[DATA IN THIS EXERCISE]:
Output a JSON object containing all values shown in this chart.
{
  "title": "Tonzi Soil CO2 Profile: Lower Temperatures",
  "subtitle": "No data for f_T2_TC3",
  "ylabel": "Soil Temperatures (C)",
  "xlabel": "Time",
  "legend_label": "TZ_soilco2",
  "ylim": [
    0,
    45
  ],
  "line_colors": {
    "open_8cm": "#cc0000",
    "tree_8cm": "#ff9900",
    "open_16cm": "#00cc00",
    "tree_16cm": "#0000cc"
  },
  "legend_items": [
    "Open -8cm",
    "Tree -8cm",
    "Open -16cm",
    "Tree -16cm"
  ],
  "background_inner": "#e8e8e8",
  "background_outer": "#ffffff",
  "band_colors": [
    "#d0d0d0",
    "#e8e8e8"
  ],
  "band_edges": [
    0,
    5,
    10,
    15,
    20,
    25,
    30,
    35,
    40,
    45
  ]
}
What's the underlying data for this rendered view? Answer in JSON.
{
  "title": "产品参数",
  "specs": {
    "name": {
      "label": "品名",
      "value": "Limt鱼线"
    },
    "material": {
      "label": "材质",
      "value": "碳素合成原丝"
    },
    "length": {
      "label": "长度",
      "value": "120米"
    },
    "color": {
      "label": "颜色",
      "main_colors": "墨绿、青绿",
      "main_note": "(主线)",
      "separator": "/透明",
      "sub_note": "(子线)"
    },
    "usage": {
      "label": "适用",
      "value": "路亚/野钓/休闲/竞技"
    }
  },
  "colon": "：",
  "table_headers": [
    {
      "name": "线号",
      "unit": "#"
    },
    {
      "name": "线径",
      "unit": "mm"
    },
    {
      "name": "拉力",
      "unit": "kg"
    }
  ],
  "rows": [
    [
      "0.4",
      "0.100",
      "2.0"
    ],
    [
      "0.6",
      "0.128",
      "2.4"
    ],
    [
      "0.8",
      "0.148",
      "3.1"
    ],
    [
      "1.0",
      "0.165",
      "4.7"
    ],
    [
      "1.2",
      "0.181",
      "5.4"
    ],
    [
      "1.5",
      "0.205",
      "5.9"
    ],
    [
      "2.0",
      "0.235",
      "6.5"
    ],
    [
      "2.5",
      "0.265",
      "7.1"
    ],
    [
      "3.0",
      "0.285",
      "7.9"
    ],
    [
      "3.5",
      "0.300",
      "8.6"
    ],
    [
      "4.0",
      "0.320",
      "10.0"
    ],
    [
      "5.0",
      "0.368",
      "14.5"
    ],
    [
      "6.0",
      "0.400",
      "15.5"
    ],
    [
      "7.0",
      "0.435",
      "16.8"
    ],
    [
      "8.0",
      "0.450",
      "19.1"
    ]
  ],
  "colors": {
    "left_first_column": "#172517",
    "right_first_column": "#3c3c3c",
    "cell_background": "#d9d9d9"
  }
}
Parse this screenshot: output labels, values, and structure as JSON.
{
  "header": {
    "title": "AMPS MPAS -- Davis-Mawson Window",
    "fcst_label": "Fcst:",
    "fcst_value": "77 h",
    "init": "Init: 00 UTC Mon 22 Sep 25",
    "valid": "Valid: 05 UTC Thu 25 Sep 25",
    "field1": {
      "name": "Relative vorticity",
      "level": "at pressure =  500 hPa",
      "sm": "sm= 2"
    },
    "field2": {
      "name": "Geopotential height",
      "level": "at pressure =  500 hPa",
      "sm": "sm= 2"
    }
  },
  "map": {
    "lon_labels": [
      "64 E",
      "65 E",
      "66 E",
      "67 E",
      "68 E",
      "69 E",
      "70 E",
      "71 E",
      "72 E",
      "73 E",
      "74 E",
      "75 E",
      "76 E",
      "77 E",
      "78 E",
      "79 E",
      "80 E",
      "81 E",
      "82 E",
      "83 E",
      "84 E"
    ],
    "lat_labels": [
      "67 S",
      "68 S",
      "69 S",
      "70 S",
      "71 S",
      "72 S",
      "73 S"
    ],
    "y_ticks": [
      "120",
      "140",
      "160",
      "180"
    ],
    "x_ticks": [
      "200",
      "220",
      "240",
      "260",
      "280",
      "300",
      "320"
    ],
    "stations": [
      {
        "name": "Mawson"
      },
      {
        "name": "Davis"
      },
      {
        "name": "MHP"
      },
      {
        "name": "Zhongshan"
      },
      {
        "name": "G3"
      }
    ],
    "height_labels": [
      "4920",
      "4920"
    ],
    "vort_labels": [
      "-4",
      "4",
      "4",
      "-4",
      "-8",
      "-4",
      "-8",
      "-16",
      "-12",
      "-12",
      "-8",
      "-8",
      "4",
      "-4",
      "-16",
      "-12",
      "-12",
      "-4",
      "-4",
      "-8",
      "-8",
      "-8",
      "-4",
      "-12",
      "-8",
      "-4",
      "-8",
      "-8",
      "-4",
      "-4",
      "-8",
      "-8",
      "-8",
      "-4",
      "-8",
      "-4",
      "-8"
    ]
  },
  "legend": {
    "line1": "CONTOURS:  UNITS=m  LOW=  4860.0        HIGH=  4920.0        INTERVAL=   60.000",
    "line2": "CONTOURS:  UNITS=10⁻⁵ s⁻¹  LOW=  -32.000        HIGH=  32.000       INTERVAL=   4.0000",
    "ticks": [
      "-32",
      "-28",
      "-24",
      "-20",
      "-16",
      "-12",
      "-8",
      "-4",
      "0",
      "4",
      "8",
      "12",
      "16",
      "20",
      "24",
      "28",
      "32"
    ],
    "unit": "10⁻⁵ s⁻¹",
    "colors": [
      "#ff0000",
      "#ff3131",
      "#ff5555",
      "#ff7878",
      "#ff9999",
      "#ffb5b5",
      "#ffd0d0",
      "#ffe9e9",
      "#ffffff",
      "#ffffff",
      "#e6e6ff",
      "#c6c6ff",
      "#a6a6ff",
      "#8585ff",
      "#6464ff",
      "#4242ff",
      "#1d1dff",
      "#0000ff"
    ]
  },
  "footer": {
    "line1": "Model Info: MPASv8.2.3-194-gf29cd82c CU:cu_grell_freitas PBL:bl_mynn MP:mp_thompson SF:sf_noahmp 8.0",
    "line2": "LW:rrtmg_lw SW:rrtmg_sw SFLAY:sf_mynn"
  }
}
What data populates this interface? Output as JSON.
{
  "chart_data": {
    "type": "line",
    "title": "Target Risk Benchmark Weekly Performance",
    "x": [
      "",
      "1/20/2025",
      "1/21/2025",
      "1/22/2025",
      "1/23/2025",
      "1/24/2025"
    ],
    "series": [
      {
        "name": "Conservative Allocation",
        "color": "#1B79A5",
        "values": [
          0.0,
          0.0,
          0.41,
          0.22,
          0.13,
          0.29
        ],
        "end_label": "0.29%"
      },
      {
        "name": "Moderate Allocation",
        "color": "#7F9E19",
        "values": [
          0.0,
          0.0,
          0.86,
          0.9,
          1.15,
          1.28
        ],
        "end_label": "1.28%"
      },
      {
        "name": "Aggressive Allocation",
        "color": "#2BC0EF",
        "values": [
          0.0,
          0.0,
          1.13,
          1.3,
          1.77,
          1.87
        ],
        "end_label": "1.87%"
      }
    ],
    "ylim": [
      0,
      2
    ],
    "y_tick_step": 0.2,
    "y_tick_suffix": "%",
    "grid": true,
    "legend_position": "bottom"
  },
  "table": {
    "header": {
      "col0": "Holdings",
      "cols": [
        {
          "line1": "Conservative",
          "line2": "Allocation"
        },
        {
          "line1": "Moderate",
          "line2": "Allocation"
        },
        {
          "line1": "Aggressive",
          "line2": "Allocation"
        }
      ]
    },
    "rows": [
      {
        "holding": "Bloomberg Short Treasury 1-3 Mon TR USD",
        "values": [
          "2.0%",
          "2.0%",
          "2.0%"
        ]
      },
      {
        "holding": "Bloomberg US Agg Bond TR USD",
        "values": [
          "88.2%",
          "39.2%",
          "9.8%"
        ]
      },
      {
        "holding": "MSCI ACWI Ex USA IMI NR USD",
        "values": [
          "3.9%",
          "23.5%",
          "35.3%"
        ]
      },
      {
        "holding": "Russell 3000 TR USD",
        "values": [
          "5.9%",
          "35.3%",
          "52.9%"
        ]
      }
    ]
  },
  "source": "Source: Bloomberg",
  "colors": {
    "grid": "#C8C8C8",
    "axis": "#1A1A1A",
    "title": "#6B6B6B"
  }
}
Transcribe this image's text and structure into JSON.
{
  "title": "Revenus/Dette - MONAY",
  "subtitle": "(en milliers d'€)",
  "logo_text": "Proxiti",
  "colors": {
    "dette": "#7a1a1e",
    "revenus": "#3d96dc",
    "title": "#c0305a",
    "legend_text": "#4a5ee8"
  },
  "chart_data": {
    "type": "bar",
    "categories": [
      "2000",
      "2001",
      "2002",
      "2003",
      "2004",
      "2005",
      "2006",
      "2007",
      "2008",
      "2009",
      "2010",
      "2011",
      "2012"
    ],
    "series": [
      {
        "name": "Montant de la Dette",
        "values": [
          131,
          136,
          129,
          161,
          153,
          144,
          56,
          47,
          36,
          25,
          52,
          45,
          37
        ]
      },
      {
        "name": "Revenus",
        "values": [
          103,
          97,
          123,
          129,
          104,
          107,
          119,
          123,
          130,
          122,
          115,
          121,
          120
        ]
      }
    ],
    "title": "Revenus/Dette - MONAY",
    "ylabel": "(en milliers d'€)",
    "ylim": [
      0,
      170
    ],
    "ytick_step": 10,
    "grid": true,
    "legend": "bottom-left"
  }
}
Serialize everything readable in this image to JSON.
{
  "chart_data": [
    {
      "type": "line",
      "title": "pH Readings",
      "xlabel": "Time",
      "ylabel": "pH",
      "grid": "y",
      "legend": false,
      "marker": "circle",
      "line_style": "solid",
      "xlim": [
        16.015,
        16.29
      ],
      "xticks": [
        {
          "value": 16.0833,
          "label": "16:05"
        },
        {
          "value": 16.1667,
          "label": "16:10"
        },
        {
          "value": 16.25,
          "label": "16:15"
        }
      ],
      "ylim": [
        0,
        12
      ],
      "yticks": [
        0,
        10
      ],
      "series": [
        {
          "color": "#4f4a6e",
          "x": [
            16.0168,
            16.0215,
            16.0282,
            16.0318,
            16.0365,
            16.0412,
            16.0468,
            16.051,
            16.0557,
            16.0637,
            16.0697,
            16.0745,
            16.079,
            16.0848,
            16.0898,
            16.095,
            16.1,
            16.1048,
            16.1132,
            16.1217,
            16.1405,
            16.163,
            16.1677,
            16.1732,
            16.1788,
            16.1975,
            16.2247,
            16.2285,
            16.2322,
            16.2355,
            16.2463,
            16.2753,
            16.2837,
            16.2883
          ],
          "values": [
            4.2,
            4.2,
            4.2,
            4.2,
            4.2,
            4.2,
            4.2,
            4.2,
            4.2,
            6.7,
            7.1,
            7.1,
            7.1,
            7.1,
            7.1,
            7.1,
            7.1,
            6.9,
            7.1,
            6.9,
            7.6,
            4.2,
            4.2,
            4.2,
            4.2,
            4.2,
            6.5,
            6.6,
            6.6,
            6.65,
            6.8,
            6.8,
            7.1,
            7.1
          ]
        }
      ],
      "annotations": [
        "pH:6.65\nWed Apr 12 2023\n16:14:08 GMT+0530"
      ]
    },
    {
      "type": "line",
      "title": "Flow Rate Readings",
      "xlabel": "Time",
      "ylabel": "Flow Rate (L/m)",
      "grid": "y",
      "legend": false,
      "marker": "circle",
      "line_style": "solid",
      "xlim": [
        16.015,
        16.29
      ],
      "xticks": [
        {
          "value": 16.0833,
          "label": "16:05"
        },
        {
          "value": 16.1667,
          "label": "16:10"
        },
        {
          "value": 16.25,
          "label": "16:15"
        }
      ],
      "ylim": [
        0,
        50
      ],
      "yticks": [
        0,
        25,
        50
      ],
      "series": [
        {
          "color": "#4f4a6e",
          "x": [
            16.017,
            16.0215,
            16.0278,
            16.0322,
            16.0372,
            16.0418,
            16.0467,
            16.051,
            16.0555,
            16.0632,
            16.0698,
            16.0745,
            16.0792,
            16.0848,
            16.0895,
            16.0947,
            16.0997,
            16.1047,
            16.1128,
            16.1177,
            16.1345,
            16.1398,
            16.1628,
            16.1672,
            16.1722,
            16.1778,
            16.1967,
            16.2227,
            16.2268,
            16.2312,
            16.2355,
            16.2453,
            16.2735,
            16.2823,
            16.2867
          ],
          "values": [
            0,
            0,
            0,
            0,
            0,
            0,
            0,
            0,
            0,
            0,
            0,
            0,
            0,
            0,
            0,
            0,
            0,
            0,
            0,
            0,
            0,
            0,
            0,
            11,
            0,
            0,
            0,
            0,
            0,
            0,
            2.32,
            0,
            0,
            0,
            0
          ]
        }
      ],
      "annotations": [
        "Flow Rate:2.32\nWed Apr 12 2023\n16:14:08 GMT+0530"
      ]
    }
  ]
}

[THE TASK]:
Only lines with the word "bottom" should be collected from the material.

[RESULT OF THIS TASK]:
    "legend_position": "bottom"
    "legend": "bottom-left"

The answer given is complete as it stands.